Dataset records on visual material
= = = = =

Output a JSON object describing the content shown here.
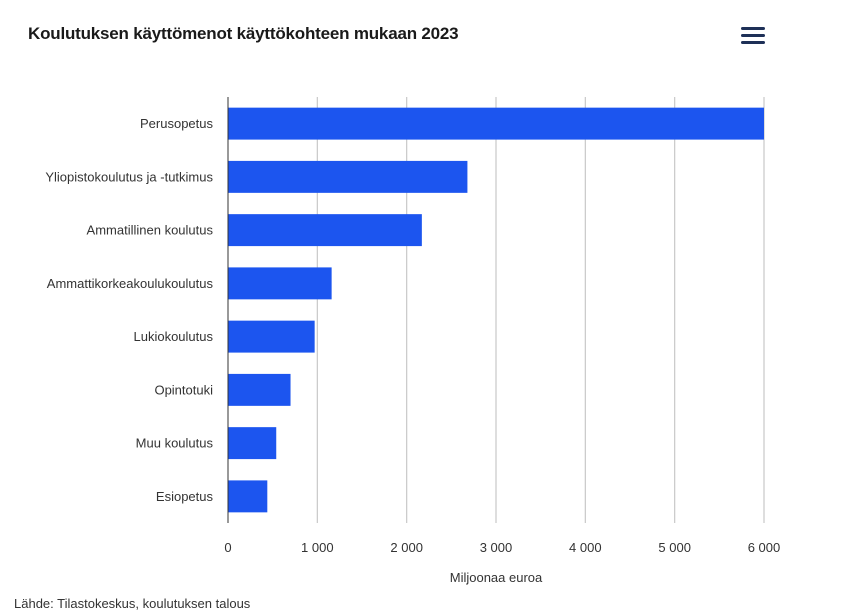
{
  "header": {
    "title": "Koulutuksen käyttömenot käyttökohteen mukaan 2023",
    "menu_icon": "hamburger-menu-icon"
  },
  "footer": {
    "source": "Lähde: Tilastokeskus, koulutuksen talous"
  },
  "colors": {
    "bar": "#1c55ef",
    "grid": "#c8c8c8",
    "axis": "#333333",
    "menu": "#1e3057"
  },
  "chart_data": {
    "type": "bar",
    "orientation": "horizontal",
    "title": "Koulutuksen käyttömenot käyttökohteen mukaan 2023",
    "xlabel": "Miljoonaa euroa",
    "ylabel": "",
    "xlim": [
      0,
      6000
    ],
    "xticks": [
      0,
      1000,
      2000,
      3000,
      4000,
      5000,
      6000
    ],
    "xtick_labels": [
      "0",
      "1 000",
      "2 000",
      "3 000",
      "4 000",
      "5 000",
      "6 000"
    ],
    "grid": true,
    "categories": [
      "Perusopetus",
      "Yliopistokoulutus ja -tutkimus",
      "Ammatillinen koulutus",
      "Ammattikorkeakoulukoulutus",
      "Lukiokoulutus",
      "Opintotuki",
      "Muu koulutus",
      "Esiopetus"
    ],
    "values": [
      6000,
      2680,
      2170,
      1160,
      970,
      700,
      540,
      440
    ]
  }
}
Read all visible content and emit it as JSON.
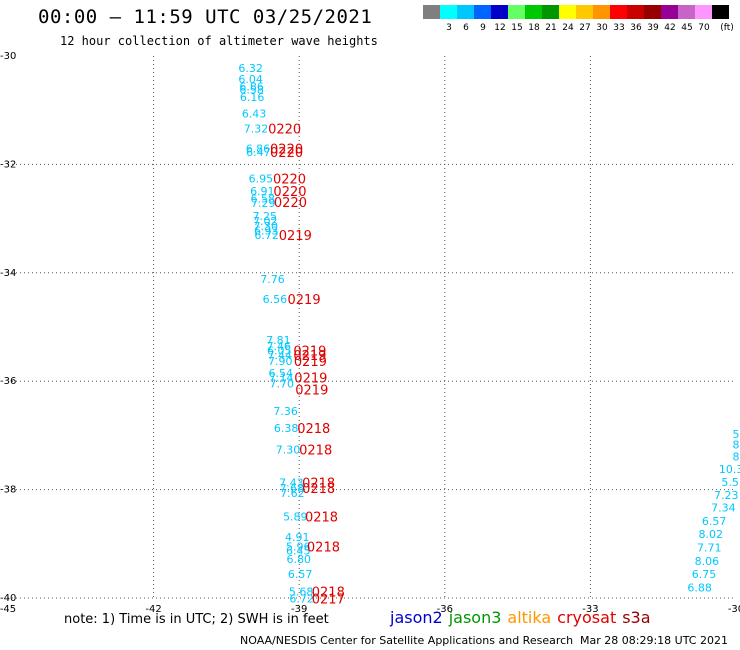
{
  "title": "00:00 — 11:59 UTC 03/25/2021",
  "subtitle": "12 hour collection of altimeter wave heights",
  "color_scale": {
    "unit": "(ft)",
    "bins": [
      {
        "label": "",
        "color": "#7f7f7f"
      },
      {
        "label": "3",
        "color": "#00ffff"
      },
      {
        "label": "6",
        "color": "#00c8ff"
      },
      {
        "label": "9",
        "color": "#0064ff"
      },
      {
        "label": "12",
        "color": "#0000c8"
      },
      {
        "label": "15",
        "color": "#64ff64"
      },
      {
        "label": "18",
        "color": "#00c800"
      },
      {
        "label": "21",
        "color": "#009600"
      },
      {
        "label": "24",
        "color": "#ffff00"
      },
      {
        "label": "27",
        "color": "#ffc800"
      },
      {
        "label": "30",
        "color": "#ff9600"
      },
      {
        "label": "33",
        "color": "#ff0000"
      },
      {
        "label": "36",
        "color": "#c80000"
      },
      {
        "label": "39",
        "color": "#960000"
      },
      {
        "label": "42",
        "color": "#960096"
      },
      {
        "label": "45",
        "color": "#c864c8"
      },
      {
        "label": "70",
        "color": "#ff96ff"
      },
      {
        "label": "",
        "color": "#000000"
      }
    ]
  },
  "chart_data": {
    "type": "scatter",
    "xlim": [
      -45,
      -30
    ],
    "ylim": [
      -40,
      -30
    ],
    "x_ticks": [
      "-45",
      "-42",
      "-39",
      "-36",
      "-33",
      "-30"
    ],
    "x_tick_values": [
      -45,
      -42,
      -39,
      -36,
      -33,
      -30
    ],
    "y_ticks": [
      "-30",
      "-32",
      "-34",
      "-36",
      "-38",
      "-40"
    ],
    "y_tick_values": [
      -30,
      -32,
      -34,
      -36,
      -38,
      -40
    ],
    "grid": true,
    "wave_heights": [
      {
        "lat": -30.22,
        "lon": -40.0,
        "value": "6.32"
      },
      {
        "lat": -30.42,
        "lon": -40.0,
        "value": "6.04"
      },
      {
        "lat": -30.56,
        "lon": -39.98,
        "value": "6.86"
      },
      {
        "lat": -30.62,
        "lon": -39.98,
        "value": "6.58"
      },
      {
        "lat": -30.76,
        "lon": -39.97,
        "value": "6.16"
      },
      {
        "lat": -31.06,
        "lon": -39.93,
        "value": "6.43"
      },
      {
        "lat": -31.34,
        "lon": -39.89,
        "value": "7.32"
      },
      {
        "lat": -31.71,
        "lon": -39.85,
        "value": "6.86"
      },
      {
        "lat": -31.77,
        "lon": -39.84,
        "value": "6.47"
      },
      {
        "lat": -32.26,
        "lon": -39.79,
        "value": "6.95"
      },
      {
        "lat": -32.49,
        "lon": -39.76,
        "value": "6.91"
      },
      {
        "lat": -32.63,
        "lon": -39.75,
        "value": "6.58"
      },
      {
        "lat": -32.71,
        "lon": -39.74,
        "value": "7.29"
      },
      {
        "lat": -32.95,
        "lon": -39.71,
        "value": "7.25"
      },
      {
        "lat": -33.04,
        "lon": -39.7,
        "value": "7.02"
      },
      {
        "lat": -33.14,
        "lon": -39.69,
        "value": "7.30"
      },
      {
        "lat": -33.22,
        "lon": -39.68,
        "value": "6.93"
      },
      {
        "lat": -33.3,
        "lon": -39.67,
        "value": "6.72"
      },
      {
        "lat": -34.11,
        "lon": -39.55,
        "value": "7.76"
      },
      {
        "lat": -34.48,
        "lon": -39.5,
        "value": "6.56"
      },
      {
        "lat": -35.24,
        "lon": -39.43,
        "value": "7.81"
      },
      {
        "lat": -35.35,
        "lon": -39.42,
        "value": "7.46"
      },
      {
        "lat": -35.43,
        "lon": -39.41,
        "value": "6.05"
      },
      {
        "lat": -35.52,
        "lon": -39.4,
        "value": "7.44"
      },
      {
        "lat": -35.63,
        "lon": -39.39,
        "value": "7.90"
      },
      {
        "lat": -35.85,
        "lon": -39.38,
        "value": "6.54"
      },
      {
        "lat": -35.93,
        "lon": -39.37,
        "value": "7.14"
      },
      {
        "lat": -36.04,
        "lon": -39.36,
        "value": "7.70"
      },
      {
        "lat": -36.55,
        "lon": -39.28,
        "value": "7.36"
      },
      {
        "lat": -36.86,
        "lon": -39.27,
        "value": "6.38"
      },
      {
        "lat": -37.26,
        "lon": -39.23,
        "value": "7.30"
      },
      {
        "lat": -37.87,
        "lon": -39.16,
        "value": "7.43"
      },
      {
        "lat": -37.97,
        "lon": -39.15,
        "value": "7.68"
      },
      {
        "lat": -38.06,
        "lon": -39.14,
        "value": "7.62"
      },
      {
        "lat": -38.5,
        "lon": -39.08,
        "value": "5.89"
      },
      {
        "lat": -38.87,
        "lon": -39.04,
        "value": "4.91"
      },
      {
        "lat": -39.05,
        "lon": -39.02,
        "value": "5.96"
      },
      {
        "lat": -39.12,
        "lon": -39.02,
        "value": "6.45"
      },
      {
        "lat": -39.28,
        "lon": -39.01,
        "value": "6.80"
      },
      {
        "lat": -39.56,
        "lon": -38.98,
        "value": "6.57"
      },
      {
        "lat": -39.88,
        "lon": -38.96,
        "value": "5.68"
      },
      {
        "lat": -40.01,
        "lon": -38.95,
        "value": "6.72"
      },
      {
        "lat": -36.97,
        "lon": -30.0,
        "value": "5"
      },
      {
        "lat": -37.17,
        "lon": -30.0,
        "value": "8"
      },
      {
        "lat": -37.39,
        "lon": -30.0,
        "value": "8"
      },
      {
        "lat": -37.62,
        "lon": -30.1,
        "value": "10.3"
      },
      {
        "lat": -37.86,
        "lon": -30.12,
        "value": "5.5"
      },
      {
        "lat": -38.1,
        "lon": -30.2,
        "value": "7.23"
      },
      {
        "lat": -38.33,
        "lon": -30.26,
        "value": "7.34"
      },
      {
        "lat": -38.58,
        "lon": -30.45,
        "value": "6.57"
      },
      {
        "lat": -38.82,
        "lon": -30.52,
        "value": "8.02"
      },
      {
        "lat": -39.07,
        "lon": -30.55,
        "value": "7.71"
      },
      {
        "lat": -39.32,
        "lon": -30.6,
        "value": "8.06"
      },
      {
        "lat": -39.56,
        "lon": -30.66,
        "value": "6.75"
      },
      {
        "lat": -39.81,
        "lon": -30.75,
        "value": "6.88"
      }
    ],
    "track_labels": [
      {
        "lat": -31.34,
        "lon": -39.3,
        "value": "0220"
      },
      {
        "lat": -31.71,
        "lon": -39.26,
        "value": "0220"
      },
      {
        "lat": -31.77,
        "lon": -39.26,
        "value": "0220"
      },
      {
        "lat": -32.26,
        "lon": -39.2,
        "value": "0220"
      },
      {
        "lat": -32.49,
        "lon": -39.19,
        "value": "0220"
      },
      {
        "lat": -32.69,
        "lon": -39.18,
        "value": "0220"
      },
      {
        "lat": -33.3,
        "lon": -39.08,
        "value": "0219"
      },
      {
        "lat": -34.48,
        "lon": -38.9,
        "value": "0219"
      },
      {
        "lat": -35.43,
        "lon": -38.78,
        "value": "0219"
      },
      {
        "lat": -35.52,
        "lon": -38.78,
        "value": "0219"
      },
      {
        "lat": -35.63,
        "lon": -38.77,
        "value": "0219"
      },
      {
        "lat": -35.93,
        "lon": -38.76,
        "value": "0219"
      },
      {
        "lat": -36.15,
        "lon": -38.74,
        "value": "0219"
      },
      {
        "lat": -36.86,
        "lon": -38.7,
        "value": "0218"
      },
      {
        "lat": -37.26,
        "lon": -38.66,
        "value": "0218"
      },
      {
        "lat": -37.87,
        "lon": -38.6,
        "value": "0218"
      },
      {
        "lat": -37.97,
        "lon": -38.6,
        "value": "0218"
      },
      {
        "lat": -38.5,
        "lon": -38.54,
        "value": "0218"
      },
      {
        "lat": -39.05,
        "lon": -38.5,
        "value": "0218"
      },
      {
        "lat": -39.88,
        "lon": -38.4,
        "value": "0218"
      },
      {
        "lat": -40.01,
        "lon": -38.4,
        "value": "0217"
      }
    ],
    "wave_color": "#00c8ff",
    "track_color": "#e00000"
  },
  "note": "note: 1) Time is in UTC; 2) SWH is in feet",
  "satellites": [
    {
      "name": "jason2",
      "color": "#0000c8"
    },
    {
      "name": "jason3",
      "color": "#009600"
    },
    {
      "name": "altika",
      "color": "#ff9600"
    },
    {
      "name": "cryosat",
      "color": "#e00000"
    },
    {
      "name": "s3a",
      "color": "#960000"
    }
  ],
  "credit": "NOAA/NESDIS Center for Satellite Applications and Research",
  "timestamp": "Mar 28 08:29:18 UTC 2021"
}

= = = = =

▶ [WORK REQUIRED] Check all the records above and select each line where the string "name" is found.

▶ [FULL RESPONSE]
      "name": "jason2",
      "name": "jason3",
      "name": "altika",
      "name": "cryosat",
      "name": "s3a",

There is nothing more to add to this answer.